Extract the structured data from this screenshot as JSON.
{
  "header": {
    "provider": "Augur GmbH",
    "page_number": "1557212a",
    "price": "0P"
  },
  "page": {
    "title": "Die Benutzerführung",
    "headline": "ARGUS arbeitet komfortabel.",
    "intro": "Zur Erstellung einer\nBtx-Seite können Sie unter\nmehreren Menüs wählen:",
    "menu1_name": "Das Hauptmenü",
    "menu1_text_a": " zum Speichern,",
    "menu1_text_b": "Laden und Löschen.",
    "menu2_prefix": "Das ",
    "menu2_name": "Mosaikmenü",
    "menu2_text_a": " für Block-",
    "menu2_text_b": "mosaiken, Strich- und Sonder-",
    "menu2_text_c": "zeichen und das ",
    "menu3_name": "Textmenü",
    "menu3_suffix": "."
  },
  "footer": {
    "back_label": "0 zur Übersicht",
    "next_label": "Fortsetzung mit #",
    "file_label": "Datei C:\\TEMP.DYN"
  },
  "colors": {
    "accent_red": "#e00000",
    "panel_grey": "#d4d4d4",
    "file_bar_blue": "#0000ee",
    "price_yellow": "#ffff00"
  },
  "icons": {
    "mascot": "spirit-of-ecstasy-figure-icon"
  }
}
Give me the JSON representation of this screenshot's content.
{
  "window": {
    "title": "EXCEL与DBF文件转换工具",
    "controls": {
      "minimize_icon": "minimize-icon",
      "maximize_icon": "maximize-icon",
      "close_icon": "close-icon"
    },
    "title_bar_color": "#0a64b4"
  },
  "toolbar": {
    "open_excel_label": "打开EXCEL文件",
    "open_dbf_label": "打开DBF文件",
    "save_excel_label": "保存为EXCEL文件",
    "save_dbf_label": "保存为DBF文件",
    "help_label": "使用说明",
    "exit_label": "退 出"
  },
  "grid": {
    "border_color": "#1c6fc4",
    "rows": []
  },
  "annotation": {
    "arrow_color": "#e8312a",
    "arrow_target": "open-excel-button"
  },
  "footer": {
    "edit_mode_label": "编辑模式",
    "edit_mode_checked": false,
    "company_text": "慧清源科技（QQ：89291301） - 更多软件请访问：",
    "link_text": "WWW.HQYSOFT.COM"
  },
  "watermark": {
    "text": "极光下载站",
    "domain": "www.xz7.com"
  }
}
———
OBJECTIVE >> Recopy the entries above in their entirety, exactly.

TASK RESPONSE >>
Extract the structured data from this screenshot as JSON.
{
  "header": {
    "provider": "Augur GmbH",
    "page_number": "1557212a",
    "price": "0P"
  },
  "page": {
    "title": "Die Benutzerführung",
    "headline": "ARGUS arbeitet komfortabel.",
    "intro": "Zur Erstellung einer\nBtx-Seite können Sie unter\nmehreren Menüs wählen:",
    "menu1_name": "Das Hauptmenü",
    "menu1_text_a": " zum Speichern,",
    "menu1_text_b": "Laden und Löschen.",
    "menu2_prefix": "Das ",
    "menu2_name": "Mosaikmenü",
    "menu2_text_a": " für Block-",
    "menu2_text_b": "mosaiken, Strich- und Sonder-",
    "menu2_text_c": "zeichen und das ",
    "menu3_name": "Textmenü",
    "menu3_suffix": "."
  },
  "footer": {
    "back_label": "0 zur Übersicht",
    "next_label": "Fortsetzung mit #",
    "file_label": "Datei C:\\TEMP.DYN"
  },
  "colors": {
    "accent_red": "#e00000",
    "panel_grey": "#d4d4d4",
    "file_bar_blue": "#0000ee",
    "price_yellow": "#ffff00"
  },
  "icons": {
    "mascot": "spirit-of-ecstasy-figure-icon"
  }
}
Give me the JSON representation of this screenshot's content.
{
  "window": {
    "title": "EXCEL与DBF文件转换工具",
    "controls": {
      "minimize_icon": "minimize-icon",
      "maximize_icon": "maximize-icon",
      "close_icon": "close-icon"
    },
    "title_bar_color": "#0a64b4"
  },
  "toolbar": {
    "open_excel_label": "打开EXCEL文件",
    "open_dbf_label": "打开DBF文件",
    "save_excel_label": "保存为EXCEL文件",
    "save_dbf_label": "保存为DBF文件",
    "help_label": "使用说明",
    "exit_label": "退 出"
  },
  "grid": {
    "border_color": "#1c6fc4",
    "rows": []
  },
  "annotation": {
    "arrow_color": "#e8312a",
    "arrow_target": "open-excel-button"
  },
  "footer": {
    "edit_mode_label": "编辑模式",
    "edit_mode_checked": false,
    "company_text": "慧清源科技（QQ：89291301） - 更多软件请访问：",
    "link_text": "WWW.HQYSOFT.COM"
  },
  "watermark": {
    "text": "极光下载站",
    "domain": "www.xz7.com"
  }
}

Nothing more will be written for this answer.